• Directions: Retype the listing that follows, word for word.

• Materials provided:
=-=-=-=-=

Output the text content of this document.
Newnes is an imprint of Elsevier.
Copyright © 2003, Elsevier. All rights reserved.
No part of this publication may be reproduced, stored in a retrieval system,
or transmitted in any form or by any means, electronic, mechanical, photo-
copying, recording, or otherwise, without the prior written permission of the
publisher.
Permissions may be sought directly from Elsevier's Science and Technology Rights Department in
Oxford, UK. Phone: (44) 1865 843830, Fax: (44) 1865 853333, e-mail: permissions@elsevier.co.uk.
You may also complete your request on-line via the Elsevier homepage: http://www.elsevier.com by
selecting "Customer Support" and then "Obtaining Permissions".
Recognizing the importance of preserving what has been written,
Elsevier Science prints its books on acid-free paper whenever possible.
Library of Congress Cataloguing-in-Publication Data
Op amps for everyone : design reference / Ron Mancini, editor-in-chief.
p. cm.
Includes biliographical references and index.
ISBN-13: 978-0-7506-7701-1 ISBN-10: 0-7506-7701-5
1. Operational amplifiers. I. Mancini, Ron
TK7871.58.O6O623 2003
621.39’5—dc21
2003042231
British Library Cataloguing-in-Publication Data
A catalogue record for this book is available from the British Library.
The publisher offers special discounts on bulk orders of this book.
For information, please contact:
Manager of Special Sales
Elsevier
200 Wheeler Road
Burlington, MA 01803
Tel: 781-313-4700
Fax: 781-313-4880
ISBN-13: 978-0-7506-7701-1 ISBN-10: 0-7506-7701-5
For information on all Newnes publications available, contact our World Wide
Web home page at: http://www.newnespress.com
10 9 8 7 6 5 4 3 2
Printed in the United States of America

=-=-=-=-=

• Solution to this task:
Output the text content of this document.
Newnes is an imprint of Elsevier.
Copyright © 2003, Elsevier. All rights reserved.
No part of this publication may be reproduced, stored in a retrieval system,
or transmitted in any form or by any means, electronic, mechanical, photo-
copying, recording, or otherwise, without the prior written permission of the
publisher.
Permissions may be sought directly from Elsevier's Science and Technology Rights Department in
Oxford, UK. Phone: (44) 1865 843830, Fax: (44) 1865 853333, e-mail: permissions@elsevier.co.uk.
You may also complete your request on-line via the Elsevier homepage: http://www.elsevier.com by
selecting "Customer Support" and then "Obtaining Permissions".
Recognizing the importance of preserving what has been written,
Elsevier Science prints its books on acid-free paper whenever possible.
Library of Congress Cataloguing-in-Publication Data
Op amps for everyone : design reference / Ron Mancini, editor-in-chief.
p. cm.
Includes biliographical references and index.
ISBN-13: 978-0-7506-7701-1 ISBN-10: 0-7506-7701-5
1. Operational amplifiers. I. Mancini, Ron
TK7871.58.O6O623 2003
621.39’5—dc21
2003042231
British Library Cataloguing-in-Publication Data
A catalogue record for this book is available from the British Library.
The publisher offers special discounts on bulk orders of this book.
For information, please contact:
Manager of Special Sales
Elsevier
200 Wheeler Road
Burlington, MA 01803
Tel: 781-313-4700
Fax: 781-313-4880
ISBN-13: 978-0-7506-7701-1 ISBN-10: 0-7506-7701-5
For information on all Newnes publications available, contact our World Wide
Web home page at: http://www.newnespress.com
10 9 8 7 6 5 4 3 2
Printed in the United States of America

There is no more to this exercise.